Set exercise -> It is required that all of the data be written out exactly.

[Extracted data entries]
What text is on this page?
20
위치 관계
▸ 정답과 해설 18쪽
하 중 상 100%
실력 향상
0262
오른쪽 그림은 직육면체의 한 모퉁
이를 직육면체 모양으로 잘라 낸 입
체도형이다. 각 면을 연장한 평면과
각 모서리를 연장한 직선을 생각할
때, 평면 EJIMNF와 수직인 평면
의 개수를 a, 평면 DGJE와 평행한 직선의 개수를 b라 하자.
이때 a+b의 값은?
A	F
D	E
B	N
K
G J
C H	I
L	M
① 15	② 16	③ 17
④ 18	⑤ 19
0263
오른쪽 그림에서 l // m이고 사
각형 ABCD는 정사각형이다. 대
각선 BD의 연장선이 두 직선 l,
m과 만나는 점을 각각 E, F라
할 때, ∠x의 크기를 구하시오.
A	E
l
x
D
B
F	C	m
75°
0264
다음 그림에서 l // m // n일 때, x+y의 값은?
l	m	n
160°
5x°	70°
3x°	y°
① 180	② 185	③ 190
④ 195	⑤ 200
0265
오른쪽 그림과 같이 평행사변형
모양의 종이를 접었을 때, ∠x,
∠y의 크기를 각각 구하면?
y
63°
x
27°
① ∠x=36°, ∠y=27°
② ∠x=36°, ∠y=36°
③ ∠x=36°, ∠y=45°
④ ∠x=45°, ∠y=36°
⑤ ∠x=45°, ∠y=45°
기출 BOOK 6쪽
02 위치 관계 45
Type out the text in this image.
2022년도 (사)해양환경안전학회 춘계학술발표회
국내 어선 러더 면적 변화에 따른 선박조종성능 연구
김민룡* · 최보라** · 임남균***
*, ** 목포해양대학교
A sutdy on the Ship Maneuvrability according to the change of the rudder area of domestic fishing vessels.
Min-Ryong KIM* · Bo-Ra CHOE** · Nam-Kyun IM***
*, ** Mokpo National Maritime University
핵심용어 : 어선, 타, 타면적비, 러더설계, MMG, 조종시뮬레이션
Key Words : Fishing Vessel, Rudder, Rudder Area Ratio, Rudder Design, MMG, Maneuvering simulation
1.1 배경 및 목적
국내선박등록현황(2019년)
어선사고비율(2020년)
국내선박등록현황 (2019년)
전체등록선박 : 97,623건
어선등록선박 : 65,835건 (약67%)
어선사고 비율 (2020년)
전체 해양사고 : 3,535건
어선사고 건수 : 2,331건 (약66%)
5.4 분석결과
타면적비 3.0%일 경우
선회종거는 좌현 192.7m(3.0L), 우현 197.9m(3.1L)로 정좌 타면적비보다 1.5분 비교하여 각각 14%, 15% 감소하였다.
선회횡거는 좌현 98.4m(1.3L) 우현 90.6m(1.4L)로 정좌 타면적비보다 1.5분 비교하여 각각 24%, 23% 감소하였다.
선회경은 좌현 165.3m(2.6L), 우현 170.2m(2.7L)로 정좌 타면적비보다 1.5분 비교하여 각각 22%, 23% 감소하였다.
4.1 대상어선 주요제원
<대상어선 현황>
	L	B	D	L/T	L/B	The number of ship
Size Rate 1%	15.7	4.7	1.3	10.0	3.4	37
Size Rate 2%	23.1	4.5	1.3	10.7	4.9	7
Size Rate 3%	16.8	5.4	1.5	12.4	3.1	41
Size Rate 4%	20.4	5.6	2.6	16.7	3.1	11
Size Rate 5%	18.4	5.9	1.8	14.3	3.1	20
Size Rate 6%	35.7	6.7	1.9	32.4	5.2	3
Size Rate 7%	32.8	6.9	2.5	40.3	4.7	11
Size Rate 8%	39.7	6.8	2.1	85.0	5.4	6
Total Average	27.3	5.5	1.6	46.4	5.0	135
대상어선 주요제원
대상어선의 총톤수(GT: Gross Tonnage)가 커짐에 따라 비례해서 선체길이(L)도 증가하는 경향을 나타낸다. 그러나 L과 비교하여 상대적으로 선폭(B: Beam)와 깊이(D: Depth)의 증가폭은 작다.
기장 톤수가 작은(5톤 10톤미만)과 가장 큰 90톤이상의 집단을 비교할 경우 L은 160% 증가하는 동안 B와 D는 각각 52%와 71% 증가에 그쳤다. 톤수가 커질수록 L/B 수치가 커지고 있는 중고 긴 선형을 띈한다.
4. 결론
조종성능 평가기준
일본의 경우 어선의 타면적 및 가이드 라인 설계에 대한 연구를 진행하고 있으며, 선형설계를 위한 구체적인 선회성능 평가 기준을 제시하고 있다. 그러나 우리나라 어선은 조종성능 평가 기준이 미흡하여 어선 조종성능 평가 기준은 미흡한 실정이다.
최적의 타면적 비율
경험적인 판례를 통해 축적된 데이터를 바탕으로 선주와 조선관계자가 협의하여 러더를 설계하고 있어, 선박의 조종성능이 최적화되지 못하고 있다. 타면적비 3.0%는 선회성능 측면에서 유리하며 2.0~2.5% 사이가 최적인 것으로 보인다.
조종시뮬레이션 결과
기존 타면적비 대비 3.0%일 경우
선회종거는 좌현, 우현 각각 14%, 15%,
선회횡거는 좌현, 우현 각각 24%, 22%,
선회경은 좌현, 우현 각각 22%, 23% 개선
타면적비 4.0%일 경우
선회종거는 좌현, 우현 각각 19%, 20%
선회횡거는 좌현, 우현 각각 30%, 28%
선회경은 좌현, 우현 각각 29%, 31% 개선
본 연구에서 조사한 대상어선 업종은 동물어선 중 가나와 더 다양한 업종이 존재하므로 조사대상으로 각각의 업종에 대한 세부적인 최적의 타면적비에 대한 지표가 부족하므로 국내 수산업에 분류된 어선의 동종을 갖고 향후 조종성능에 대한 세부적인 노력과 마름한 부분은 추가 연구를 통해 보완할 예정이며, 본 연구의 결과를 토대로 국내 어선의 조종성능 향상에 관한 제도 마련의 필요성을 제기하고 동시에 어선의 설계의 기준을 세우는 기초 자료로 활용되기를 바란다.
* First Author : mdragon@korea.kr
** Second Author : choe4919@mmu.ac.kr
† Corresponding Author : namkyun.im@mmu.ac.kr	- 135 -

Finished answer ->
What text is on this page?
20
위치 관계
▸ 정답과 해설 18쪽
하 중 상 100%
실력 향상
0262
오른쪽 그림은 직육면체의 한 모퉁
이를 직육면체 모양으로 잘라 낸 입
체도형이다. 각 면을 연장한 평면과
각 모서리를 연장한 직선을 생각할
때, 평면 EJIMNF와 수직인 평면
의 개수를 a, 평면 DGJE와 평행한 직선의 개수를 b라 하자.
이때 a+b의 값은?
A	F
D	E
B	N
K
G J
C H	I
L	M
① 15	② 16	③ 17
④ 18	⑤ 19
0263
오른쪽 그림에서 l // m이고 사
각형 ABCD는 정사각형이다. 대
각선 BD의 연장선이 두 직선 l,
m과 만나는 점을 각각 E, F라
할 때, ∠x의 크기를 구하시오.
A	E
l
x
D
B
F	C	m
75°
0264
다음 그림에서 l // m // n일 때, x+y의 값은?
l	m	n
160°
5x°	70°
3x°	y°
① 180	② 185	③ 190
④ 195	⑤ 200
0265
오른쪽 그림과 같이 평행사변형
모양의 종이를 접었을 때, ∠x,
∠y의 크기를 각각 구하면?
y
63°
x
27°
① ∠x=36°, ∠y=27°
② ∠x=36°, ∠y=36°
③ ∠x=36°, ∠y=45°
④ ∠x=45°, ∠y=36°
⑤ ∠x=45°, ∠y=45°
기출 BOOK 6쪽
02 위치 관계 45
Type out the text in this image.
2022년도 (사)해양환경안전학회 춘계학술발표회
국내 어선 러더 면적 변화에 따른 선박조종성능 연구
김민룡* · 최보라** · 임남균***
*, ** 목포해양대학교
A sutdy on the Ship Maneuvrability according to the change of the rudder area of domestic fishing vessels.
Min-Ryong KIM* · Bo-Ra CHOE** · Nam-Kyun IM***
*, ** Mokpo National Maritime University
핵심용어 : 어선, 타, 타면적비, 러더설계, MMG, 조종시뮬레이션
Key Words : Fishing Vessel, Rudder, Rudder Area Ratio, Rudder Design, MMG, Maneuvering simulation
1.1 배경 및 목적
국내선박등록현황(2019년)
어선사고비율(2020년)
국내선박등록현황 (2019년)
전체등록선박 : 97,623건
어선등록선박 : 65,835건 (약67%)
어선사고 비율 (2020년)
전체 해양사고 : 3,535건
어선사고 건수 : 2,331건 (약66%)
5.4 분석결과
타면적비 3.0%일 경우
선회종거는 좌현 192.7m(3.0L), 우현 197.9m(3.1L)로 정좌 타면적비보다 1.5분 비교하여 각각 14%, 15% 감소하였다.
선회횡거는 좌현 98.4m(1.3L) 우현 90.6m(1.4L)로 정좌 타면적비보다 1.5분 비교하여 각각 24%, 23% 감소하였다.
선회경은 좌현 165.3m(2.6L), 우현 170.2m(2.7L)로 정좌 타면적비보다 1.5분 비교하여 각각 22%, 23% 감소하였다.
4.1 대상어선 주요제원
<대상어선 현황>
	L	B	D	L/T	L/B	The number of ship
Size Rate 1%	15.7	4.7	1.3	10.0	3.4	37
Size Rate 2%	23.1	4.5	1.3	10.7	4.9	7
Size Rate 3%	16.8	5.4	1.5	12.4	3.1	41
Size Rate 4%	20.4	5.6	2.6	16.7	3.1	11
Size Rate 5%	18.4	5.9	1.8	14.3	3.1	20
Size Rate 6%	35.7	6.7	1.9	32.4	5.2	3
Size Rate 7%	32.8	6.9	2.5	40.3	4.7	11
Size Rate 8%	39.7	6.8	2.1	85.0	5.4	6
Total Average	27.3	5.5	1.6	46.4	5.0	135
대상어선 주요제원
대상어선의 총톤수(GT: Gross Tonnage)가 커짐에 따라 비례해서 선체길이(L)도 증가하는 경향을 나타낸다. 그러나 L과 비교하여 상대적으로 선폭(B: Beam)와 깊이(D: Depth)의 증가폭은 작다.
기장 톤수가 작은(5톤 10톤미만)과 가장 큰 90톤이상의 집단을 비교할 경우 L은 160% 증가하는 동안 B와 D는 각각 52%와 71% 증가에 그쳤다. 톤수가 커질수록 L/B 수치가 커지고 있는 중고 긴 선형을 띈한다.
4. 결론
조종성능 평가기준
일본의 경우 어선의 타면적 및 가이드 라인 설계에 대한 연구를 진행하고 있으며, 선형설계를 위한 구체적인 선회성능 평가 기준을 제시하고 있다. 그러나 우리나라 어선은 조종성능 평가 기준이 미흡하여 어선 조종성능 평가 기준은 미흡한 실정이다.
최적의 타면적 비율
경험적인 판례를 통해 축적된 데이터를 바탕으로 선주와 조선관계자가 협의하여 러더를 설계하고 있어, 선박의 조종성능이 최적화되지 못하고 있다. 타면적비 3.0%는 선회성능 측면에서 유리하며 2.0~2.5% 사이가 최적인 것으로 보인다.
조종시뮬레이션 결과
기존 타면적비 대비 3.0%일 경우
선회종거는 좌현, 우현 각각 14%, 15%,
선회횡거는 좌현, 우현 각각 24%, 22%,
선회경은 좌현, 우현 각각 22%, 23% 개선
타면적비 4.0%일 경우
선회종거는 좌현, 우현 각각 19%, 20%
선회횡거는 좌현, 우현 각각 30%, 28%
선회경은 좌현, 우현 각각 29%, 31% 개선
본 연구에서 조사한 대상어선 업종은 동물어선 중 가나와 더 다양한 업종이 존재하므로 조사대상으로 각각의 업종에 대한 세부적인 최적의 타면적비에 대한 지표가 부족하므로 국내 수산업에 분류된 어선의 동종을 갖고 향후 조종성능에 대한 세부적인 노력과 마름한 부분은 추가 연구를 통해 보완할 예정이며, 본 연구의 결과를 토대로 국내 어선의 조종성능 향상에 관한 제도 마련의 필요성을 제기하고 동시에 어선의 설계의 기준을 세우는 기초 자료로 활용되기를 바란다.
* First Author : mdragon@korea.kr
** Second Author : choe4919@mmu.ac.kr
† Corresponding Author : namkyun.im@mmu.ac.kr	- 135 -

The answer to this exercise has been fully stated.